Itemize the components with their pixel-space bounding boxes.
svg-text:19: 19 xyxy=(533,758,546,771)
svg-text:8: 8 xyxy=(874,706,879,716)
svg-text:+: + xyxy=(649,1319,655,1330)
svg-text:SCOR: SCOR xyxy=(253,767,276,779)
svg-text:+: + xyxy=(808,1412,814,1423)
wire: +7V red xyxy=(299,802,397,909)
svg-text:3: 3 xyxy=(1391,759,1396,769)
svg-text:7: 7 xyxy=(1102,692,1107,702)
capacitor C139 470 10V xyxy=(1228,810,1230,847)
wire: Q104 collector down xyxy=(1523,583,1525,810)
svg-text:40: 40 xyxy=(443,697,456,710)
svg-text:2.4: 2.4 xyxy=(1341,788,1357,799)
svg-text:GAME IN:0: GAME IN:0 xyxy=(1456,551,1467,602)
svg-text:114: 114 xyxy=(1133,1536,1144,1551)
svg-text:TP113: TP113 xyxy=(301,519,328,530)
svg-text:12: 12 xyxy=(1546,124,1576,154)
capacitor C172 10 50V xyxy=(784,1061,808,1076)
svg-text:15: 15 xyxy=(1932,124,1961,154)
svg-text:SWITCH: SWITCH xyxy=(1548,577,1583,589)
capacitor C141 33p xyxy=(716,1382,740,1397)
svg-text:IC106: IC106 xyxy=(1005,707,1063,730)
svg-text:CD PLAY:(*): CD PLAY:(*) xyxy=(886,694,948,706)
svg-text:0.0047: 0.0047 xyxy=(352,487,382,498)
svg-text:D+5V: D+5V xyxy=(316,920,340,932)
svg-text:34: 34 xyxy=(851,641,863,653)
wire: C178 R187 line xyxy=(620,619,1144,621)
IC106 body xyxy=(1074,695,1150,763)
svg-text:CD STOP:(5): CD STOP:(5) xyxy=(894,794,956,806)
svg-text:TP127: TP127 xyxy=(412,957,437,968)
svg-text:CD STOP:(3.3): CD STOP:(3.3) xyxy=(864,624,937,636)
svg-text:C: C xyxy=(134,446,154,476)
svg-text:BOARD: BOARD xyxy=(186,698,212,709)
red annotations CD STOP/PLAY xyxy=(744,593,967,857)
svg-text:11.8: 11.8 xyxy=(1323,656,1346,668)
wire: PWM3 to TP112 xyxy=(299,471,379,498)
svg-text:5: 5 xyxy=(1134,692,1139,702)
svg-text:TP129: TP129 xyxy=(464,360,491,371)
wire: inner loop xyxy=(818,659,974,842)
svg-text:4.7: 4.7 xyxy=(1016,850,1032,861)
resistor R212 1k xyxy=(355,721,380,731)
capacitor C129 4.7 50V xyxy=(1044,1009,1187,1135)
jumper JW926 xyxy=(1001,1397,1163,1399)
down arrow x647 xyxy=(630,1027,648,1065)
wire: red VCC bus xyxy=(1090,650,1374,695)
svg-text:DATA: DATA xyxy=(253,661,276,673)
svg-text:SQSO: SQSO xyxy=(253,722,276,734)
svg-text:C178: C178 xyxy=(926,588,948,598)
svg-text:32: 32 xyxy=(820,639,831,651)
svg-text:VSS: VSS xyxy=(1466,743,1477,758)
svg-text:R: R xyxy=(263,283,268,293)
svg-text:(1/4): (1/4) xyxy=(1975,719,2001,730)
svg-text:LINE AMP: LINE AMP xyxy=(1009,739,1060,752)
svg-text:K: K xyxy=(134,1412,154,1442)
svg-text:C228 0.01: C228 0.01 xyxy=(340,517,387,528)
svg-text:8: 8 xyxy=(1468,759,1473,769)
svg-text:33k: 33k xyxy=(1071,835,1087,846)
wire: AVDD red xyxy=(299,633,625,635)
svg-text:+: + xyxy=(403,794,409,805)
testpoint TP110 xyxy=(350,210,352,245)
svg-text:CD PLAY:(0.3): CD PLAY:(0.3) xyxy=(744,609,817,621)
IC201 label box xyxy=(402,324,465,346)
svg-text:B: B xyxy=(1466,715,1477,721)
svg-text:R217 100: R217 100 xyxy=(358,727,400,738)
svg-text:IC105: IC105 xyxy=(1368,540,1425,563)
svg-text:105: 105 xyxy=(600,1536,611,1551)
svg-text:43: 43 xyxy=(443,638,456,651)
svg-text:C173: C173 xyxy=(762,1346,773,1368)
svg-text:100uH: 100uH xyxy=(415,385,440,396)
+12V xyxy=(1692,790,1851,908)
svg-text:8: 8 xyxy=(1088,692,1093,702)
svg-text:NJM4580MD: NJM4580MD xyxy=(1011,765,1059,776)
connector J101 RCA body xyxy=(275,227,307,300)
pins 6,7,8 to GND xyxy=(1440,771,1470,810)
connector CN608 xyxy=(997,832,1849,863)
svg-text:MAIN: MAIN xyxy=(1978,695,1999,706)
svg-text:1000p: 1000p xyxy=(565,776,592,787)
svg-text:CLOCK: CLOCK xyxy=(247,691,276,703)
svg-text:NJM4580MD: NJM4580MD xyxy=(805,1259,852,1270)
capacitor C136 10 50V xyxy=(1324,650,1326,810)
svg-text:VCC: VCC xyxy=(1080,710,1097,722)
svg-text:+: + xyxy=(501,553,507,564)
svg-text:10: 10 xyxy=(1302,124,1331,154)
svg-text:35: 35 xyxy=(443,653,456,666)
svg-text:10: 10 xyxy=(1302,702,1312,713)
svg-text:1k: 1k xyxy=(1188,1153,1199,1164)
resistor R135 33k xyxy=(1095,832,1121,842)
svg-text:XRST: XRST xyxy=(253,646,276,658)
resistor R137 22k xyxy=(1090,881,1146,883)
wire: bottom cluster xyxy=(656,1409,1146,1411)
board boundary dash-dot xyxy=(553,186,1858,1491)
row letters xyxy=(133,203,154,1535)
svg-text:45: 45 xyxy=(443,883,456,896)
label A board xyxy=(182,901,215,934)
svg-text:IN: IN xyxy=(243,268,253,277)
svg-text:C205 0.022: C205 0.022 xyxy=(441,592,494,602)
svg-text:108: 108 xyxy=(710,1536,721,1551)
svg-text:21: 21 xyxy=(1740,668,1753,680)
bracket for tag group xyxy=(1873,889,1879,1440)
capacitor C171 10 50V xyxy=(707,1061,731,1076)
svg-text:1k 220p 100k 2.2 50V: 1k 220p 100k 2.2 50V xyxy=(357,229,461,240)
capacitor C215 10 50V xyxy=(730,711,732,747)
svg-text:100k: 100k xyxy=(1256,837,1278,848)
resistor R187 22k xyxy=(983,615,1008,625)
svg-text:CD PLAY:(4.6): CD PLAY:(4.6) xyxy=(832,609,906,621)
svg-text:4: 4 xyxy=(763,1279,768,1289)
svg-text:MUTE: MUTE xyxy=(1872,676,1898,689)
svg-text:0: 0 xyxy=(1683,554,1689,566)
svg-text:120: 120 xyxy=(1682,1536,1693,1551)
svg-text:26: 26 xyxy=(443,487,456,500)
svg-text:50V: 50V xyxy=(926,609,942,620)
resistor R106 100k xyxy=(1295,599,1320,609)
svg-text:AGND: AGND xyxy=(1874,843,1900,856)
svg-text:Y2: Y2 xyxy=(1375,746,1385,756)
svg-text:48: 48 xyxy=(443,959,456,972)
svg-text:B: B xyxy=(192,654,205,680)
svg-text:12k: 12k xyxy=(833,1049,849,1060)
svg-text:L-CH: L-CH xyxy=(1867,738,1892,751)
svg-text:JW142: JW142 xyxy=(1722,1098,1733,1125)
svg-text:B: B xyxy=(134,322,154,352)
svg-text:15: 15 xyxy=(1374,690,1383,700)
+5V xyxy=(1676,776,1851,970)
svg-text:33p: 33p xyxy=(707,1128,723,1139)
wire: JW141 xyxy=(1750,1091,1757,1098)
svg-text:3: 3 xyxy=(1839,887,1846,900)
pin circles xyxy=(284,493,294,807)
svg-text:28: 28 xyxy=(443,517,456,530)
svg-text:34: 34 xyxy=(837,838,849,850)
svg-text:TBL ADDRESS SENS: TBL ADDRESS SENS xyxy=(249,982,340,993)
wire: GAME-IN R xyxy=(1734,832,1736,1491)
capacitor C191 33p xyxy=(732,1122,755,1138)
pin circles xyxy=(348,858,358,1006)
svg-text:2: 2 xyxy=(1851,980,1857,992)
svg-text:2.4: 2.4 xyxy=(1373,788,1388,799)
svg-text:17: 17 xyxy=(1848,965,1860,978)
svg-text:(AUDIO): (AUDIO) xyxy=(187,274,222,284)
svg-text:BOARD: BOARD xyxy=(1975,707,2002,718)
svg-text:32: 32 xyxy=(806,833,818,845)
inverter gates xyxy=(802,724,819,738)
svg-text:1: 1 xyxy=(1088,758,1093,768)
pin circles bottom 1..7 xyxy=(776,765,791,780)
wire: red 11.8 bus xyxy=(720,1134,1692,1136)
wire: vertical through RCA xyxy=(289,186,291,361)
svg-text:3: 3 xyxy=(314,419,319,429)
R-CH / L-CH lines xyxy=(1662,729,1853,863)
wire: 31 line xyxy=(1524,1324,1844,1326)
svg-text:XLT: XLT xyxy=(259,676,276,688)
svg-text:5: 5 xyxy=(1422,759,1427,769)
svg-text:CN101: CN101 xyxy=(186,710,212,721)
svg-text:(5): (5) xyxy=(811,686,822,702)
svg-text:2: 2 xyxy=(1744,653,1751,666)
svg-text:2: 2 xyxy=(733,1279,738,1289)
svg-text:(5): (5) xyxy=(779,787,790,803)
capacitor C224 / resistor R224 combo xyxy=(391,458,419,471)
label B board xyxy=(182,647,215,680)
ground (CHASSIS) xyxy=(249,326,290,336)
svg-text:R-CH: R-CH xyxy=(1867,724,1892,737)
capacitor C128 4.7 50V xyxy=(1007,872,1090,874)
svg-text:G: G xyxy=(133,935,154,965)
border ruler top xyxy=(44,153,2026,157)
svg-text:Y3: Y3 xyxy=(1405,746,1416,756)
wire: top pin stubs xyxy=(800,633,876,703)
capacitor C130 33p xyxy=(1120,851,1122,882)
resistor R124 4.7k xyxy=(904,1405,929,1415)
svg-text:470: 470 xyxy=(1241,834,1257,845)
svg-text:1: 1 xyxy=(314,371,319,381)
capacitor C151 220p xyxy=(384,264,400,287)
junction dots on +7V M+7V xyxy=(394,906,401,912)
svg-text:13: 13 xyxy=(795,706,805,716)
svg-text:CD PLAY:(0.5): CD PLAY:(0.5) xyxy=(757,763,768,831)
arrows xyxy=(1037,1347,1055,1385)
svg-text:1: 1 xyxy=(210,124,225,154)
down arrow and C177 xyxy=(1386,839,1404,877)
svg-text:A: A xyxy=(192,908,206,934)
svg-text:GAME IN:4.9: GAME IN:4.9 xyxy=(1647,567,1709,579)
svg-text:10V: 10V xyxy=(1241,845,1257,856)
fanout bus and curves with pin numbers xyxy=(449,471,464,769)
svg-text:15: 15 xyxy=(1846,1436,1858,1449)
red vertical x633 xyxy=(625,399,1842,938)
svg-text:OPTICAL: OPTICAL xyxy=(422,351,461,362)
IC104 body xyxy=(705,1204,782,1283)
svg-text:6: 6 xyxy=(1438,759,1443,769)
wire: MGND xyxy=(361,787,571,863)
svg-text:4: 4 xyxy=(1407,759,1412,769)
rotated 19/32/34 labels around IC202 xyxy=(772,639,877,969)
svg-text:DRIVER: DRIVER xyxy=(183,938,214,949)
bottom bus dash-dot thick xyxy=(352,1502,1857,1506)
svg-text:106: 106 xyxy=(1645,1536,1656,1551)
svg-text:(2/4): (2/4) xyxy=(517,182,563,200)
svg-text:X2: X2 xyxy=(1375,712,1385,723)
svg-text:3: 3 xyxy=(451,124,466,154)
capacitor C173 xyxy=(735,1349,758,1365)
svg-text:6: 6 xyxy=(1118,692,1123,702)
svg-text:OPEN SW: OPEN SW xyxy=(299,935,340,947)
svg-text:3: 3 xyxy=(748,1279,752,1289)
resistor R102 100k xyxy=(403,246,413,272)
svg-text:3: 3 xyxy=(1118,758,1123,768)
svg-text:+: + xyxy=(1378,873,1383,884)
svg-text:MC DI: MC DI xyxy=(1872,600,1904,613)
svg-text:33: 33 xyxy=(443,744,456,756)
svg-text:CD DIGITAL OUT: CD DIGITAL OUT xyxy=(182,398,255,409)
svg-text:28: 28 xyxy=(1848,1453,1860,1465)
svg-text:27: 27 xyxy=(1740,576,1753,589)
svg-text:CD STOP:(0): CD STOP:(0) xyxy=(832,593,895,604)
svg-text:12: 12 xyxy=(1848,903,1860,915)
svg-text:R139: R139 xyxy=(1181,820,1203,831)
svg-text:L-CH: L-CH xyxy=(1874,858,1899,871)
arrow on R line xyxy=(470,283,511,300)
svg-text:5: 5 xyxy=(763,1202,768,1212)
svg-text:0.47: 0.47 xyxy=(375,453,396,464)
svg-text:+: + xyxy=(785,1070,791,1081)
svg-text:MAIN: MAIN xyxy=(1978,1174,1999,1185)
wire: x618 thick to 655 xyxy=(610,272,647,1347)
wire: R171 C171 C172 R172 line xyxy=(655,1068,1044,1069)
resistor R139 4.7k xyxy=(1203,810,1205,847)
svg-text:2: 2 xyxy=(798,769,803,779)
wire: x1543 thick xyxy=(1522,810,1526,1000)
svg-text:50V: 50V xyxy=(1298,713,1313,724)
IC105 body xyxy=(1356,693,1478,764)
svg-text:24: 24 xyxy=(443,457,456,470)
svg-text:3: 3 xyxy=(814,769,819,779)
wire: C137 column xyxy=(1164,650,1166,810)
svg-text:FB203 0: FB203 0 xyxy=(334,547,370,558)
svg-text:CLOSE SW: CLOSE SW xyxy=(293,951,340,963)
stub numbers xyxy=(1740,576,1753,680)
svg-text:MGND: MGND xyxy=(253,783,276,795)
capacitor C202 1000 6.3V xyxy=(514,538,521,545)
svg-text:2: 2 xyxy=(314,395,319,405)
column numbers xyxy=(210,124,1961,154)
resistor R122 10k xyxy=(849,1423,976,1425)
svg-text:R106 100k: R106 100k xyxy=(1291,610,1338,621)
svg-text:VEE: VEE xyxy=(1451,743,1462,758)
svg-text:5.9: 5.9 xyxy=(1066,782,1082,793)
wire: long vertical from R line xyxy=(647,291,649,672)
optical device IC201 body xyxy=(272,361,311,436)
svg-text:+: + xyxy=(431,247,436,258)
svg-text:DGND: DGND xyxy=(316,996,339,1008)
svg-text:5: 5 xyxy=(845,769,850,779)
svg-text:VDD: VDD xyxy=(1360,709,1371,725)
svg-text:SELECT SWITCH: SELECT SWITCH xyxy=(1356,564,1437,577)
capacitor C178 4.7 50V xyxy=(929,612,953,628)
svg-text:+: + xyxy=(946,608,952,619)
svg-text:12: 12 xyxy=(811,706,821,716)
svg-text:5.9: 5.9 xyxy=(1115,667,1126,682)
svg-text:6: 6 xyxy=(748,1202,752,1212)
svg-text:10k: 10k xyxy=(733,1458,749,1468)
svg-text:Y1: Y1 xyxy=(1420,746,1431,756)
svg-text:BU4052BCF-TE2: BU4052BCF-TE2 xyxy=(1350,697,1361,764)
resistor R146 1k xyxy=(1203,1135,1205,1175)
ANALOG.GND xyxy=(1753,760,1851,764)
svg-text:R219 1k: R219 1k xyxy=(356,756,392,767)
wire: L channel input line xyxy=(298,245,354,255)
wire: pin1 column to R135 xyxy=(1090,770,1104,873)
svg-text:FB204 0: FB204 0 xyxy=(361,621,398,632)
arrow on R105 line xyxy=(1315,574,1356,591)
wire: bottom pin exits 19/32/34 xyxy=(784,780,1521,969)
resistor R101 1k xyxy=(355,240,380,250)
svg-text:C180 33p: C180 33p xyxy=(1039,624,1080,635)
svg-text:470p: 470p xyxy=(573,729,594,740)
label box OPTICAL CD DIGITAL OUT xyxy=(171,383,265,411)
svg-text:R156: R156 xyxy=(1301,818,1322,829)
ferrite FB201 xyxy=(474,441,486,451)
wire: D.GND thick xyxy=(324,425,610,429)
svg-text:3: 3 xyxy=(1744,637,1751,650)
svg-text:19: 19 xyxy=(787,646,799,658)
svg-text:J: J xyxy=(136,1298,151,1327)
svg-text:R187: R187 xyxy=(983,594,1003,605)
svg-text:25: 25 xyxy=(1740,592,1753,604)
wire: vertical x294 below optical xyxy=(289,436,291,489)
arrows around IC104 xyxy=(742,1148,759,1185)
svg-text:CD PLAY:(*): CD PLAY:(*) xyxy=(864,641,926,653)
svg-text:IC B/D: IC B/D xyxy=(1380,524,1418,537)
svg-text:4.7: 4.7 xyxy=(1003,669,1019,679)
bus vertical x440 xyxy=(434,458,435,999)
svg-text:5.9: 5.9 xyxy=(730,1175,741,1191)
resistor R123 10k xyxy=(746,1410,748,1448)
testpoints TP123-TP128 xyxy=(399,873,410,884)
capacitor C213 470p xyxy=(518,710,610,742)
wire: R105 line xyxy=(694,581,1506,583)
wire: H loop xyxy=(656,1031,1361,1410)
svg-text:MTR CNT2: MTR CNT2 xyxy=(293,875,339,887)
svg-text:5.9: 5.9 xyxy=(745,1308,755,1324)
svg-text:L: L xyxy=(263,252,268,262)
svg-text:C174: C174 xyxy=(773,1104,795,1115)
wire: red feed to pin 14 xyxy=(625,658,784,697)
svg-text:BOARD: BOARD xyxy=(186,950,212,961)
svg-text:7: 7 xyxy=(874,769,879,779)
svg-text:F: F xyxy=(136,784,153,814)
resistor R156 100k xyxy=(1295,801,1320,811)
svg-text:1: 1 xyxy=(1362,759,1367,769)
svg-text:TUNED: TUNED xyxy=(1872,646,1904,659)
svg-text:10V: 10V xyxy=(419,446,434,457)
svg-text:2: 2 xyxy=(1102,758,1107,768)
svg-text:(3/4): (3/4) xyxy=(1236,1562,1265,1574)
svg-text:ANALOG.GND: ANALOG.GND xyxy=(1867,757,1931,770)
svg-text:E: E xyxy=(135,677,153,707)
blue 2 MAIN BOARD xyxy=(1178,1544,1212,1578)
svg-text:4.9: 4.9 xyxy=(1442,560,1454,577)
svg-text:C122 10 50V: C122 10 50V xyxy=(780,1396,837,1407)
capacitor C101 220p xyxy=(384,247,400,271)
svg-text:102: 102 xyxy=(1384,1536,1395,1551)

────────────────

What the exercise asks: Can you return the stretch of the data from its first line through the line containing "wire: +7V red xyxy=(299,802,397,909)", both ends included, unchanged?

Expected answer:
Itemize the components with their pixel-space bounding boxes.
svg-text:19: 19 xyxy=(533,758,546,771)
svg-text:8: 8 xyxy=(874,706,879,716)
svg-text:+: + xyxy=(649,1319,655,1330)
svg-text:SCOR: SCOR xyxy=(253,767,276,779)
svg-text:+: + xyxy=(808,1412,814,1423)
wire: +7V red xyxy=(299,802,397,909)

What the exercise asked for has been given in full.